─── Material for this task

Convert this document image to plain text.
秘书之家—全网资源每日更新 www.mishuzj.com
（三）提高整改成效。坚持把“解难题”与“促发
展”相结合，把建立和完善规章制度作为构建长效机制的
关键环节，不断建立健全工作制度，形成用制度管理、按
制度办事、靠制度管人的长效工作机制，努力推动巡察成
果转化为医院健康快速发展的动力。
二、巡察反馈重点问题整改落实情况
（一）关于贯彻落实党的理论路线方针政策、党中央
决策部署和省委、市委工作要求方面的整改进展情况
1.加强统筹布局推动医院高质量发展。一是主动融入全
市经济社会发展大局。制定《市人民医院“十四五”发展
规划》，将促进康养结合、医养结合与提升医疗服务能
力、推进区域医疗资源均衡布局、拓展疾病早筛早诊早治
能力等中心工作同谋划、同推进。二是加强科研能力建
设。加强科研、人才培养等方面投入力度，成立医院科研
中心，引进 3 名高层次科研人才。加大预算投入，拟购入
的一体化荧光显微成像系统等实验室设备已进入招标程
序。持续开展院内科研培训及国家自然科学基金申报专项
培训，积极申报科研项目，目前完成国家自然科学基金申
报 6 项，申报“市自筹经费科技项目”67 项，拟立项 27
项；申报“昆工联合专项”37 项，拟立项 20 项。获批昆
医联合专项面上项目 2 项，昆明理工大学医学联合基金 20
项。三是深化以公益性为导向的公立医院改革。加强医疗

──────

Goal of the exercise - Reproduce the material exactly, with every line intact.

Output of the exercise -
Convert this document image to plain text.
秘书之家—全网资源每日更新 www.mishuzj.com
（三）提高整改成效。坚持把“解难题”与“促发
展”相结合，把建立和完善规章制度作为构建长效机制的
关键环节，不断建立健全工作制度，形成用制度管理、按
制度办事、靠制度管人的长效工作机制，努力推动巡察成
果转化为医院健康快速发展的动力。
二、巡察反馈重点问题整改落实情况
（一）关于贯彻落实党的理论路线方针政策、党中央
决策部署和省委、市委工作要求方面的整改进展情况
1.加强统筹布局推动医院高质量发展。一是主动融入全
市经济社会发展大局。制定《市人民医院“十四五”发展
规划》，将促进康养结合、医养结合与提升医疗服务能
力、推进区域医疗资源均衡布局、拓展疾病早筛早诊早治
能力等中心工作同谋划、同推进。二是加强科研能力建
设。加强科研、人才培养等方面投入力度，成立医院科研
中心，引进 3 名高层次科研人才。加大预算投入，拟购入
的一体化荧光显微成像系统等实验室设备已进入招标程
序。持续开展院内科研培训及国家自然科学基金申报专项
培训，积极申报科研项目，目前完成国家自然科学基金申
报 6 项，申报“市自筹经费科技项目”67 项，拟立项 27
项；申报“昆工联合专项”37 项，拟立项 20 项。获批昆
医联合专项面上项目 2 项，昆明理工大学医学联合基金 20
项。三是深化以公益性为导向的公立医院改革。加强医疗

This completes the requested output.